■ **EXERCISE**: Your answer should be a single number: the count of lines in the material below that hold "time".

■ **ENTRIES SHOWN**:
——————————

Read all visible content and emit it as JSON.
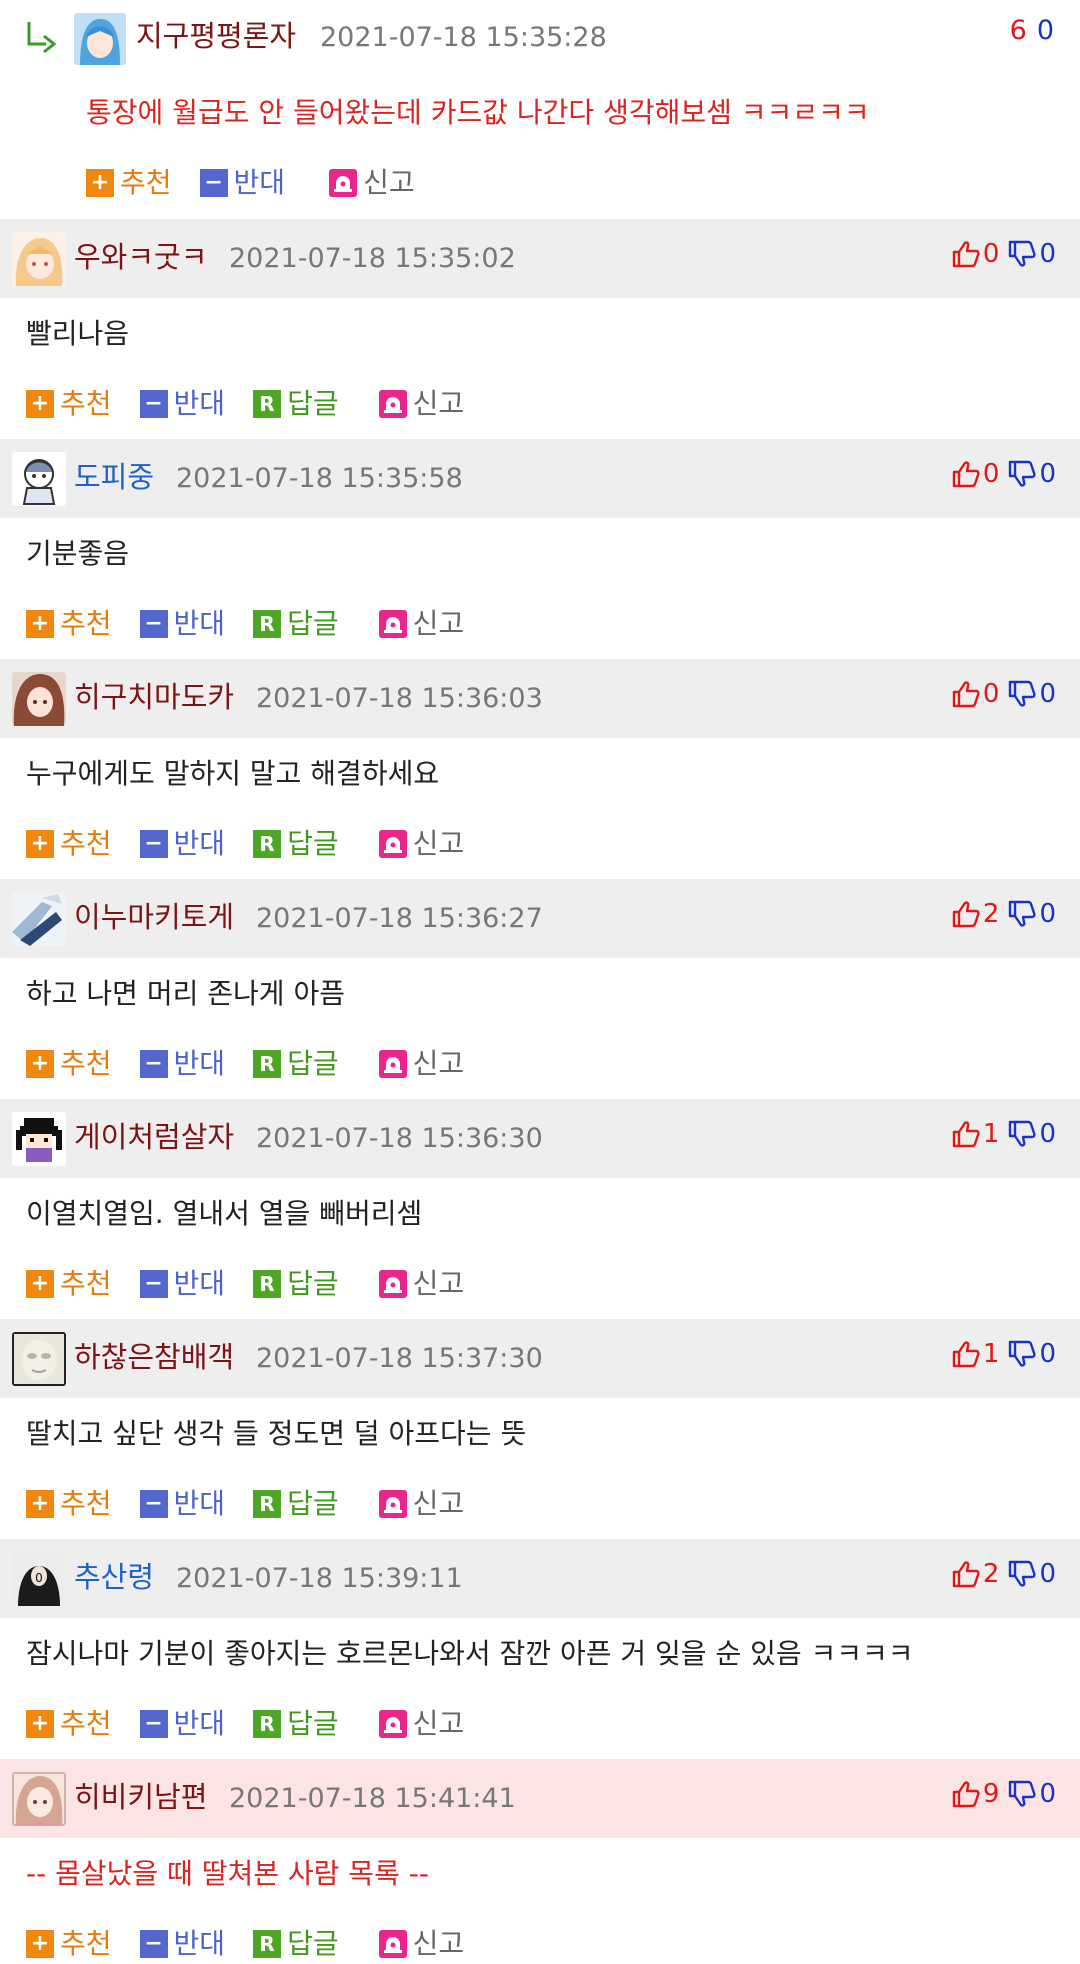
{
  "reply": {
    "author": "지구평평론자",
    "time": "2021-07-18 15:35:28",
    "up": "6",
    "down": "0",
    "body": "통장에 월급도 안 들어왔는데 카드값 나간다 생각해보셈 ㅋㅋㄹㅋㅋ",
    "actions": {
      "recommend": "추천",
      "oppose": "반대",
      "report": "신고"
    }
  },
  "actions": {
    "recommend": "추천",
    "oppose": "반대",
    "reply": "답글",
    "report": "신고",
    "reply_icon_letter": "R"
  },
  "colors": {
    "author_red": "#7a1416",
    "author_blue": "#1f62c6",
    "up_red": "#e01818",
    "down_blue": "#1a32c8",
    "best_header": "#fde4e4",
    "header_gray": "#eeeeee"
  },
  "comments": [
    {
      "author": "우와ㅋ굿ㅋ",
      "author_color": "red",
      "time": "2021-07-18 15:35:02",
      "up": "0",
      "down": "0",
      "body": "빨리나음",
      "avatar": "anime-girl-blonde"
    },
    {
      "author": "도피중",
      "author_color": "blue",
      "time": "2021-07-18 15:35:58",
      "up": "0",
      "down": "0",
      "body": "기분좋음",
      "avatar": "chibi-sketch"
    },
    {
      "author": "히구치마도카",
      "author_color": "red",
      "time": "2021-07-18 15:36:03",
      "up": "0",
      "down": "0",
      "body": "누구에게도 말하지 말고 해결하세요",
      "avatar": "anime-girl-brown"
    },
    {
      "author": "이누마키토게",
      "author_color": "red",
      "time": "2021-07-18 15:36:27",
      "up": "2",
      "down": "0",
      "body": "하고 나면 머리 존나게 아픔",
      "avatar": "blue-white-art"
    },
    {
      "author": "게이처럼살자",
      "author_color": "red",
      "time": "2021-07-18 15:36:30",
      "up": "1",
      "down": "0",
      "body": "이열치열임. 열내서 열을 빼버리셈",
      "avatar": "pixel-character"
    },
    {
      "author": "하찮은참배객",
      "author_color": "red",
      "time": "2021-07-18 15:37:30",
      "up": "1",
      "down": "0",
      "body": "딸치고 싶단 생각 들 정도면 덜 아프다는 뜻",
      "avatar": "blurred-face"
    },
    {
      "author": "추산령",
      "author_color": "blue",
      "time": "2021-07-18 15:39:11",
      "up": "2",
      "down": "0",
      "body": "잠시나마 기분이 좋아지는 호르몬나와서 잠깐 아픈 거 잊을 순 있음 ㅋㅋㅋㅋ",
      "avatar": "dark-figure"
    },
    {
      "author": "히비키남편",
      "author_color": "red",
      "time": "2021-07-18 15:41:41",
      "up": "9",
      "down": "0",
      "body": "-- 몸살났을 때 딸쳐본 사람 목록 --",
      "avatar": "anime-girl-pink",
      "best": true
    }
  ]
}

——————————

■ **EXERCISE OUTPUT**: 9